ЗАДАЧИ И ЗАДАНИЯ:
a. Верните без изменений фрагмент текста о дзэн в японской культуре от «Дзэн в японской» до «ответа оставил вопрос.».
b. Допишите следующую часть текста о дзэн в японской культуре, начав сразу после его последнего предложения.

ТЕКСТ ДЛЯ ЧТЕНИЯ:
○ ○ ○ ○
Дзэн в японской культуре — страница 30 из 50

Среди адептов Дзэн широко известна притча о мастере по имени Кёсэй. Однажды в дождливый день Кёсэй спросил оказавшегося поблизости монаха: «Что за шум там, за дверью?» Монах ответил: «Это стучат дождевые капли, Учитель». Ответ был честный, и мастер прекрасно это понимал, но сказал так:

«Дух человеческий пребывает в вечном смятении и заблуждении. Все ищут причины во внешнем, не зная, где обрести себя». Суждение непростое. Если то, что шумит за дверью, нельзя назвать дождем, то что же это? Что значит «искать причины во внешнем» и не разбираться в собственной душе? Сэттё дает свой комментарий:

В зале нет никого —

только слышится шум дождя.

Даже мастер, и тот

без ответа оставил вопрос.

Отношение американских трансценденталистов к природе, без сомнения, содержит в себе мистическое начало, хотя дзэнские мастера в своих озарениях заходят гораздо дальше, так что понять их порой становится невозможно. Но оставим на время разговор о дожде и попытаемся вникнуть в суть учения Дзэн.

Глава девятаяЧеловек как часть природы

* * *

Чтобы понять традиции японской культуры во всех ее проявлениях, включая сюда и пресловутую любовь японцев к природе, необходимо проникнуть в загадочные глубины Дзэн-буддизма. Без какого-то, пусть даже весьма элементарного, представления о сущности Дзэн невозможно судить об особенностях японского национального характера. Из этого, конечно, не следует, что один лишь Дзэн явился определяющим фактором в формировании специфических свойств японской нации и культуры в целом. Просто узнав кое-что о Дзэн, можно с большей компетентностью судить о различных гранях духовной жизни народа.

Значение Дзэн сознательно или бессознательно признают все – и ученые, и толпа. Первые применяют Дзэн в аналитической и критической деятельности, вторые живут соответствующей жизнью, получают наслаждение от сказок и преданий, истоки которых восходят к этому учению.

Зарубежные авторы, пишущие о Японии, единодушно признают факт активного влияния Дзэн-буддизма на становление японской культуры, японского национального характера. Так, покойный сэр Чарльз Элиот, не дождавшийся выхода в свет своей замечательной книги «Японский буддизм», пишет: «Дзэн играл важнейшую роль в художественной, интеллектуальной и даже политической жизни стран Дальнего Востока. В известном смысле из него выкристаллизовался японский характер, но в то же время он был и способом проявления этого характера. Никакая другая разновидность буддизма не была столь японской по духу». Не случайно Элиот отмечает, что Дзэн служит способом проявления национального характера. Ведь в действительности Дзэн-буддизм зародился в Китае около полутора тысяч лет назад и только в эпоху Поздняя Сун, то есть в начале XIII в., попал на Японские острова. Соответственно, история существования Дзэн в Японии не столь обширна по срокам, как история Чань в Китае, однако само учение как в этическом, так и в эстетическом аспектах идеально отвечало духовным запросам японцев, почему и проникло в жизнь народа гораздо глубже и шире, чем это произошло в Китае. Таким образом, вывод, сделанный Элиотом, никак нельзя считать преувеличением.
○ ○ ○ ○
ИСХОДНЫЕ ЗАПИСИ:
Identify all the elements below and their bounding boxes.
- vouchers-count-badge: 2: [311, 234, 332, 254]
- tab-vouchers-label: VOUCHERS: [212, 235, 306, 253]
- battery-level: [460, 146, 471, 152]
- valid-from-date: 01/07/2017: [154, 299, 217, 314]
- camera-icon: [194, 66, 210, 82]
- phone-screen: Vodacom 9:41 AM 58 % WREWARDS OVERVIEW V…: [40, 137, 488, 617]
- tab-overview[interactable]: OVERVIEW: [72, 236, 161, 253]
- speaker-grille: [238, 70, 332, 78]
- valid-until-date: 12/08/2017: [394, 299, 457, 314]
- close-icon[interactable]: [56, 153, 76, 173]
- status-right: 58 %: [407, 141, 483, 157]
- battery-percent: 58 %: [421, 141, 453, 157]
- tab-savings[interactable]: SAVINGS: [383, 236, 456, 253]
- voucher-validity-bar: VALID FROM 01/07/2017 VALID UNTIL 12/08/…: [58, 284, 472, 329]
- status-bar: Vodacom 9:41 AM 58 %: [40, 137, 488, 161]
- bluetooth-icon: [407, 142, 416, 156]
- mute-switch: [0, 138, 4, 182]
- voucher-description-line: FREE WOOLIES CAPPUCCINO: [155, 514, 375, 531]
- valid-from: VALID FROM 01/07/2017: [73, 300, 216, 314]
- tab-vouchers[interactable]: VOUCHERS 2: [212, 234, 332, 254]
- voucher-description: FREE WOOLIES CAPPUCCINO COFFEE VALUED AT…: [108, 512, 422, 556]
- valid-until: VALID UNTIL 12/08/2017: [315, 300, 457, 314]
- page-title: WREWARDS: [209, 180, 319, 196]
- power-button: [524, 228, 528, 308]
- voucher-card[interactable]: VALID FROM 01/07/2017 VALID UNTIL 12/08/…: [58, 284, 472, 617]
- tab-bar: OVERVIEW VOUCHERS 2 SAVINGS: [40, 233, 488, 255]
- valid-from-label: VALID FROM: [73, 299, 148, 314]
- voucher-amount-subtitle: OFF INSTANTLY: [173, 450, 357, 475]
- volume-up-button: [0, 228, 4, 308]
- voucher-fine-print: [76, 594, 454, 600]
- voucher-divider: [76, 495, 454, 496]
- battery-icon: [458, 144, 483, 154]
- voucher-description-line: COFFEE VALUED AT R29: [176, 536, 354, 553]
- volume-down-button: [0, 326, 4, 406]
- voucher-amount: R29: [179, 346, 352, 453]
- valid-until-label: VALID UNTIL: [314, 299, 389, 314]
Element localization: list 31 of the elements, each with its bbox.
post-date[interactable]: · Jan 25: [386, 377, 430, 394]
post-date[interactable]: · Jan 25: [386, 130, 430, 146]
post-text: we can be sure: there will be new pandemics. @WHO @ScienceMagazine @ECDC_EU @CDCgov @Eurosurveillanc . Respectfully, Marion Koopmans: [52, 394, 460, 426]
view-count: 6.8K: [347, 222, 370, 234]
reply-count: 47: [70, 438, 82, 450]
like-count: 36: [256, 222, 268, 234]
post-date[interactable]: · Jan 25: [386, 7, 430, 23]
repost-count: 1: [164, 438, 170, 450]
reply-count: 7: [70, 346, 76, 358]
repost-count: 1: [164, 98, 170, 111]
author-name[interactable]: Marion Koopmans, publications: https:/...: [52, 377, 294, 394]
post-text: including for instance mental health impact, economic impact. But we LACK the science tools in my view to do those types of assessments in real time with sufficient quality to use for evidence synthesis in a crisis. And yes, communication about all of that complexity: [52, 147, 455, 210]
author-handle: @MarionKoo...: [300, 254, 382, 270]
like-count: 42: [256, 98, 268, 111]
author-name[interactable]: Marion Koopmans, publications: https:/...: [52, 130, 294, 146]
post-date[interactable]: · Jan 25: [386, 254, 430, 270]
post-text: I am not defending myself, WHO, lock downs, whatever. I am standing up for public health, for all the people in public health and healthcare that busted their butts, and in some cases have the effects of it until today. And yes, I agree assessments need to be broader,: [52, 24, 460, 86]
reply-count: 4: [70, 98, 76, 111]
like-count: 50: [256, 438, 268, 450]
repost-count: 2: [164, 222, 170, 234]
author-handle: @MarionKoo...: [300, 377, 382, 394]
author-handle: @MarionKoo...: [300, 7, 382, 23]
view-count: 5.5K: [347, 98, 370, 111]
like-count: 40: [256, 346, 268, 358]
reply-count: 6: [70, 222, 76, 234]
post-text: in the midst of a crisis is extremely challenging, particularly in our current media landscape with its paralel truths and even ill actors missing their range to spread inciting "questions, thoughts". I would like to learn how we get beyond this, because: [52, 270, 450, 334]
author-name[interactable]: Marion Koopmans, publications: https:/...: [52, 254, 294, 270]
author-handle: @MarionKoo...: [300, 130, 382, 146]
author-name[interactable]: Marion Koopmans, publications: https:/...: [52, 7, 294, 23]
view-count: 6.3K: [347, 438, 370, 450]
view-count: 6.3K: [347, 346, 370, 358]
○ ○ ○ ○
ПРИВЕДЁННЫЕ ОТВЕТЫ:
a.
Дзэн в японской культуре — страница 30 из 50

Среди адептов Дзэн широко известна притча о мастере по имени Кёсэй. Однажды в дождливый день Кёсэй спросил оказавшегося поблизости монаха: «Что за шум там, за дверью?» Монах ответил: «Это стучат дождевые капли, Учитель». Ответ был честный, и мастер прекрасно это понимал, но сказал так:

«Дух человеческий пребывает в вечном смятении и заблуждении. Все ищут причины во внешнем, не зная, где обрести себя». Суждение непростое. Если то, что шумит за дверью, нельзя назвать дождем, то что же это? Что значит «искать причины во внешнем» и не разбираться в собственной душе? Сэттё дает свой комментарий:

В зале нет никого —

только слышится шум дождя.

Даже мастер, и тот

без ответа оставил вопрос.

b.
Другой талантливый английский японовед сэр Джордж Б. Сэнсом в монографии «Япония. Краткая история культуры» приводит такое наблюдение: «Влияние школы Дзэн на Японию было настолько всепроницающим и всеобъемлющим, что оно и составило самую суть этой замечательной культуры. Проследить многочисленные ответвления Дзэн в различных проявлениях мысли и чувства, в искусстве, литературе, в быту означало бы написать со всей возможной скрупулезностью наиболее сложную и наиболее захватывающую главу о духовной истории страны». Хотя позже я еще предложу свою критику работы Сэнсома в вопросе об отношении японцев к природе, с данным его обобщением трудно не согласиться.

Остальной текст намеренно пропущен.